_TASK PROMPT:_ Copy every line of the material below word for word.

_RECORDS FOR THE TASK:_

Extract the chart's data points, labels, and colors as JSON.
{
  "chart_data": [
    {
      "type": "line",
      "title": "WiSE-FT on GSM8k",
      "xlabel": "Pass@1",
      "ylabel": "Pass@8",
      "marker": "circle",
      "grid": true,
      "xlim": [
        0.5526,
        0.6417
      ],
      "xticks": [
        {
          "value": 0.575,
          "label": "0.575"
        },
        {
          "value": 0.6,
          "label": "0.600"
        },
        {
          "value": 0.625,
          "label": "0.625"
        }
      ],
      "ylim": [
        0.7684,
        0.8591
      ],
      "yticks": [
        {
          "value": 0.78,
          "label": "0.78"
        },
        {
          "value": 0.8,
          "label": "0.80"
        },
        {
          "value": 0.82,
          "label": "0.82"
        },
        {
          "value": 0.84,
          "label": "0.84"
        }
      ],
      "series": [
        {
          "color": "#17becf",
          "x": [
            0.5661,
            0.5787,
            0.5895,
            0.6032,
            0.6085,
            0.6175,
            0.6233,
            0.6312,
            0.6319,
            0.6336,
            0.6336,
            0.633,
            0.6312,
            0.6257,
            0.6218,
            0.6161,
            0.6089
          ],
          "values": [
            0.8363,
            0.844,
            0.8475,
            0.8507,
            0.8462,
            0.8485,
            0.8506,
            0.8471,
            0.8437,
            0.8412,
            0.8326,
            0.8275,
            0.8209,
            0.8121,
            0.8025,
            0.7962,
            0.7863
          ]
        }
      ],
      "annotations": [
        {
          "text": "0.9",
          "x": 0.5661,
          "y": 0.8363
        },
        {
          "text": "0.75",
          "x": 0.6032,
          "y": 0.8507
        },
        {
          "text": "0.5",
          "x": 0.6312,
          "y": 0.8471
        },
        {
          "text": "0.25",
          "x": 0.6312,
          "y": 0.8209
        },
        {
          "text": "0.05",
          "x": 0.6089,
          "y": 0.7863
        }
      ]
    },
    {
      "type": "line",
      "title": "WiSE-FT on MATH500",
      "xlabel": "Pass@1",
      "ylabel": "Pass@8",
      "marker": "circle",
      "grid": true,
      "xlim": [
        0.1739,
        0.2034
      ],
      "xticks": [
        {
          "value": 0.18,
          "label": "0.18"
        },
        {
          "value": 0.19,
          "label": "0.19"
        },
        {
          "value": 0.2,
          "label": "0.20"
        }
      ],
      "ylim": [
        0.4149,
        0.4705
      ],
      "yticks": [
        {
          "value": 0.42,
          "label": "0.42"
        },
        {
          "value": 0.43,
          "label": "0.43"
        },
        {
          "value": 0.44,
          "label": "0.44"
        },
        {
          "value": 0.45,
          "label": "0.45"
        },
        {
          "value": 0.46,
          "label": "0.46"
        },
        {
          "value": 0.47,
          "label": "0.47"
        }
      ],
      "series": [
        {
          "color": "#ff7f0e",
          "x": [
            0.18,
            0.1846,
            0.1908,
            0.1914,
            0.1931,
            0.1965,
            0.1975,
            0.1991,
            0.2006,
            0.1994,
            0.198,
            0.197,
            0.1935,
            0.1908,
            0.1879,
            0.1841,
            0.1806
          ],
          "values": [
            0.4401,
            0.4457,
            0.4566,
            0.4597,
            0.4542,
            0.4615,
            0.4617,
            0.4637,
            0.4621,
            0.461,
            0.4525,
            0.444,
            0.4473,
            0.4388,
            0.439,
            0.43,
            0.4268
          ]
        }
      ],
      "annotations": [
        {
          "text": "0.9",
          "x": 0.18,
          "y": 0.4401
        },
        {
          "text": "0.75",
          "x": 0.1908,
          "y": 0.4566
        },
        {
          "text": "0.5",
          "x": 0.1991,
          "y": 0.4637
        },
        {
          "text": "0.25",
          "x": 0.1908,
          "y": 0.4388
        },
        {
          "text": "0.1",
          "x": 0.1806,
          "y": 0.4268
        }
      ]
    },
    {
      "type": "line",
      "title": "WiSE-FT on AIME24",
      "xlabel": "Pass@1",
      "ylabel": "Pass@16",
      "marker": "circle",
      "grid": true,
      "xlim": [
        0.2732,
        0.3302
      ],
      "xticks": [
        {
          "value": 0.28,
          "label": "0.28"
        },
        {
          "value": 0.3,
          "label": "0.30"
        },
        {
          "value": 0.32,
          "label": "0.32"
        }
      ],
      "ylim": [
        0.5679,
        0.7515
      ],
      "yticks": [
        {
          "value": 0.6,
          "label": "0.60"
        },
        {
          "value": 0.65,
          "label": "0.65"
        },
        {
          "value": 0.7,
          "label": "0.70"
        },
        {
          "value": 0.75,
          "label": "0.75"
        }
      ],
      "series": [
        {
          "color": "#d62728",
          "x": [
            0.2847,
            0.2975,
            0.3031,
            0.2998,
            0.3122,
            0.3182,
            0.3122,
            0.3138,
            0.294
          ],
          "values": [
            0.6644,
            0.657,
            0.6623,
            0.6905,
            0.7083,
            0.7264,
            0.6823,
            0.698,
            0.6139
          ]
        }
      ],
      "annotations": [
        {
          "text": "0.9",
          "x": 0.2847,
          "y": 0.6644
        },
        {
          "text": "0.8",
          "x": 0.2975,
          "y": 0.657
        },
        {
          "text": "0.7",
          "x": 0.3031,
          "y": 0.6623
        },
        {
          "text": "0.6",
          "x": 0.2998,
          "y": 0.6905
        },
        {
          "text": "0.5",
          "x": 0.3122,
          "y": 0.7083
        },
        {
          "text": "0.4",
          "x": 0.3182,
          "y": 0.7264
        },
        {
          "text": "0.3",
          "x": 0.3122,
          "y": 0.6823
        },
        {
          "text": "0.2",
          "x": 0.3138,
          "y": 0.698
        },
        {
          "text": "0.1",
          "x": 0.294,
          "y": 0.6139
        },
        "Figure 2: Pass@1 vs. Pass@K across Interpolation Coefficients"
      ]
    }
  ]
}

_RESPONSE:_
Extract the chart's data points, labels, and colors as JSON.
{
  "chart_data": [
    {
      "type": "line",
      "title": "WiSE-FT on GSM8k",
      "xlabel": "Pass@1",
      "ylabel": "Pass@8",
      "marker": "circle",
      "grid": true,
      "xlim": [
        0.5526,
        0.6417
      ],
      "xticks": [
        {
          "value": 0.575,
          "label": "0.575"
        },
        {
          "value": 0.6,
          "label": "0.600"
        },
        {
          "value": 0.625,
          "label": "0.625"
        }
      ],
      "ylim": [
        0.7684,
        0.8591
      ],
      "yticks": [
        {
          "value": 0.78,
          "label": "0.78"
        },
        {
          "value": 0.8,
          "label": "0.80"
        },
        {
          "value": 0.82,
          "label": "0.82"
        },
        {
          "value": 0.84,
          "label": "0.84"
        }
      ],
      "series": [
        {
          "color": "#17becf",
          "x": [
            0.5661,
            0.5787,
            0.5895,
            0.6032,
            0.6085,
            0.6175,
            0.6233,
            0.6312,
            0.6319,
            0.6336,
            0.6336,
            0.633,
            0.6312,
            0.6257,
            0.6218,
            0.6161,
            0.6089
          ],
          "values": [
            0.8363,
            0.844,
            0.8475,
            0.8507,
            0.8462,
            0.8485,
            0.8506,
            0.8471,
            0.8437,
            0.8412,
            0.8326,
            0.8275,
            0.8209,
            0.8121,
            0.8025,
            0.7962,
            0.7863
          ]
        }
      ],
      "annotations": [
        {
          "text": "0.9",
          "x": 0.5661,
          "y": 0.8363
        },
        {
          "text": "0.75",
          "x": 0.6032,
          "y": 0.8507
        },
        {
          "text": "0.5",
          "x": 0.6312,
          "y": 0.8471
        },
        {
          "text": "0.25",
          "x": 0.6312,
          "y": 0.8209
        },
        {
          "text": "0.05",
          "x": 0.6089,
          "y": 0.7863
        }
      ]
    },
    {
      "type": "line",
      "title": "WiSE-FT on MATH500",
      "xlabel": "Pass@1",
      "ylabel": "Pass@8",
      "marker": "circle",
      "grid": true,
      "xlim": [
        0.1739,
        0.2034
      ],
      "xticks": [
        {
          "value": 0.18,
          "label": "0.18"
        },
        {
          "value": 0.19,
          "label": "0.19"
        },
        {
          "value": 0.2,
          "label": "0.20"
        }
      ],
      "ylim": [
        0.4149,
        0.4705
      ],
      "yticks": [
        {
          "value": 0.42,
          "label": "0.42"
        },
        {
          "value": 0.43,
          "label": "0.43"
        },
        {
          "value": 0.44,
          "label": "0.44"
        },
        {
          "value": 0.45,
          "label": "0.45"
        },
        {
          "value": 0.46,
          "label": "0.46"
        },
        {
          "value": 0.47,
          "label": "0.47"
        }
      ],
      "series": [
        {
          "color": "#ff7f0e",
          "x": [
            0.18,
            0.1846,
            0.1908,
            0.1914,
            0.1931,
            0.1965,
            0.1975,
            0.1991,
            0.2006,
            0.1994,
            0.198,
            0.197,
            0.1935,
            0.1908,
            0.1879,
            0.1841,
            0.1806
          ],
          "values": [
            0.4401,
            0.4457,
            0.4566,
            0.4597,
            0.4542,
            0.4615,
            0.4617,
            0.4637,
            0.4621,
            0.461,
            0.4525,
            0.444,
            0.4473,
            0.4388,
            0.439,
            0.43,
            0.4268
          ]
        }
      ],
      "annotations": [
        {
          "text": "0.9",
          "x": 0.18,
          "y": 0.4401
        },
        {
          "text": "0.75",
          "x": 0.1908,
          "y": 0.4566
        },
        {
          "text": "0.5",
          "x": 0.1991,
          "y": 0.4637
        },
        {
          "text": "0.25",
          "x": 0.1908,
          "y": 0.4388
        },
        {
          "text": "0.1",
          "x": 0.1806,
          "y": 0.4268
        }
      ]
    },
    {
      "type": "line",
      "title": "WiSE-FT on AIME24",
      "xlabel": "Pass@1",
      "ylabel": "Pass@16",
      "marker": "circle",
      "grid": true,
      "xlim": [
        0.2732,
        0.3302
      ],
      "xticks": [
        {
          "value": 0.28,
          "label": "0.28"
        },
        {
          "value": 0.3,
          "label": "0.30"
        },
        {
          "value": 0.32,
          "label": "0.32"
        }
      ],
      "ylim": [
        0.5679,
        0.7515
      ],
      "yticks": [
        {
          "value": 0.6,
          "label": "0.60"
        },
        {
          "value": 0.65,
          "label": "0.65"
        },
        {
          "value": 0.7,
          "label": "0.70"
        },
        {
          "value": 0.75,
          "label": "0.75"
        }
      ],
      "series": [
        {
          "color": "#d62728",
          "x": [
            0.2847,
            0.2975,
            0.3031,
            0.2998,
            0.3122,
            0.3182,
            0.3122,
            0.3138,
            0.294
          ],
          "values": [
            0.6644,
            0.657,
            0.6623,
            0.6905,
            0.7083,
            0.7264,
            0.6823,
            0.698,
            0.6139
          ]
        }
      ],
      "annotations": [
        {
          "text": "0.9",
          "x": 0.2847,
          "y": 0.6644
        },
        {
          "text": "0.8",
          "x": 0.2975,
          "y": 0.657
        },
        {
          "text": "0.7",
          "x": 0.3031,
          "y": 0.6623
        },
        {
          "text": "0.6",
          "x": 0.2998,
          "y": 0.6905
        },
        {
          "text": "0.5",
          "x": 0.3122,
          "y": 0.7083
        },
        {
          "text": "0.4",
          "x": 0.3182,
          "y": 0.7264
        },
        {
          "text": "0.3",
          "x": 0.3122,
          "y": 0.6823
        },
        {
          "text": "0.2",
          "x": 0.3138,
          "y": 0.698
        },
        {
          "text": "0.1",
          "x": 0.294,
          "y": 0.6139
        },
        "Figure 2: Pass@1 vs. Pass@K across Interpolation Coefficients"
      ]
    }
  ]
}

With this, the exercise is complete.